What you are asked to do: Lines holding the string "JSON" are the ones to copy; find them all in the data.

Extracted data entries:
.....
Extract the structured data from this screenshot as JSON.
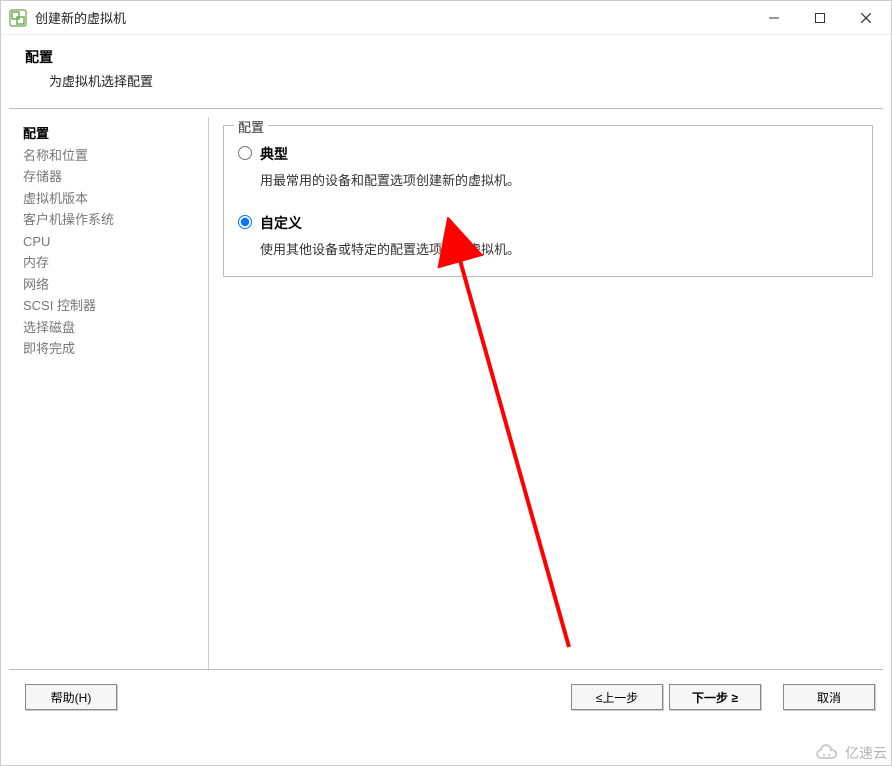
{
  "window": {
    "title": "创建新的虚拟机"
  },
  "header": {
    "title": "配置",
    "subtitle": "为虚拟机选择配置"
  },
  "sidebar": {
    "steps": [
      "配置",
      "名称和位置",
      "存储器",
      "虚拟机版本",
      "客户机操作系统",
      "CPU",
      "内存",
      "网络",
      "SCSI 控制器",
      "选择磁盘",
      "即将完成"
    ],
    "activeIndex": 0
  },
  "configGroup": {
    "legend": "配置",
    "options": {
      "typical": {
        "label": "典型",
        "desc": "用最常用的设备和配置选项创建新的虚拟机。",
        "selected": false
      },
      "custom": {
        "label": "自定义",
        "desc": "使用其他设备或特定的配置选项创建虚拟机。",
        "selected": true
      }
    }
  },
  "footer": {
    "help": "帮助(H)",
    "back": "≤上一步",
    "next": "下一步 ≥",
    "cancel": "取消"
  },
  "watermark": "亿速云",
  "colors": {
    "arrow": "#ff0000",
    "border": "#bbbbbb",
    "textMuted": "#777777"
  }
}
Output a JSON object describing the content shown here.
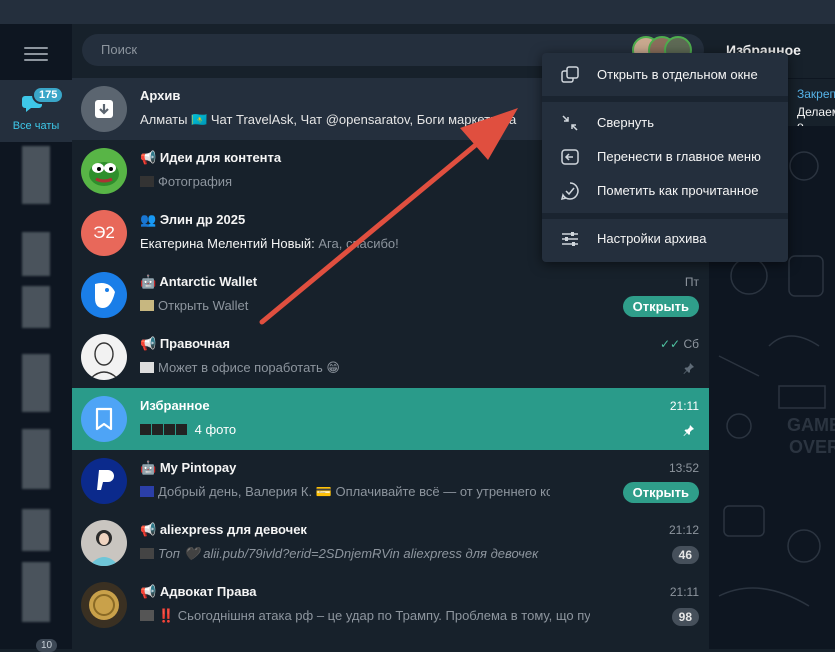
{
  "search": {
    "placeholder": "Поиск"
  },
  "folders": {
    "all_chats_label": "Все чаты",
    "all_chats_badge": "175",
    "bottom_badge": "10"
  },
  "chats": [
    {
      "title": "Архив",
      "preview": "Алматы 🇰🇿 Чат TravelAsk, Чат @opensaratov, Боги маркетинга"
    },
    {
      "title": "Идеи для контента",
      "preview": "Фотография"
    },
    {
      "title": "Элин др 2025",
      "sender": "Екатерина Мелентий Новый:",
      "preview": "Ага, спасибо!"
    },
    {
      "title": "Antarctic Wallet",
      "time": "Пт",
      "preview": "Открыть Wallet",
      "button": "Открыть"
    },
    {
      "title": "Правочная",
      "time": "Сб",
      "preview": "Может в офисе поработать 😁"
    },
    {
      "title": "Избранное",
      "time": "21:11",
      "preview": "4 фото"
    },
    {
      "title": "My Pintopay",
      "time": "13:52",
      "preview": "Добрый день, Валерия К. 💳 Оплачивайте всё — от утреннего кофе до о",
      "button": "Открыть"
    },
    {
      "title": "aliexpress для девочек",
      "time": "21:12",
      "preview": "Топ 🖤 alii.pub/79ivld?erid=2SDnjemRVin  aliexpress для девочек",
      "count": "46"
    },
    {
      "title": "Адвокат Права",
      "time": "21:11",
      "preview": "‼️ Сьогоднішня атака рф – це удар по Трампу. Проблема в тому, що путін не б...",
      "count": "98"
    }
  ],
  "avatar_text": {
    "elin": "Э2"
  },
  "right_panel": {
    "title": "Избранное",
    "pinned_title": "Закреплё",
    "pinned_preview": "Делаем о"
  },
  "context_menu": {
    "open_new_window": "Открыть в отдельном окне",
    "collapse": "Свернуть",
    "move_to_main": "Перенести в главное меню",
    "mark_read": "Пометить как прочитанное",
    "archive_settings": "Настройки архива"
  },
  "colors": {
    "accent": "#2a9b8a",
    "arrow": "#e04f3f",
    "bg": "#17212b"
  }
}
.....
Answer in full:
Extract the structured data from this screenshot as JSON.
Output a JSON object describing the content shown here.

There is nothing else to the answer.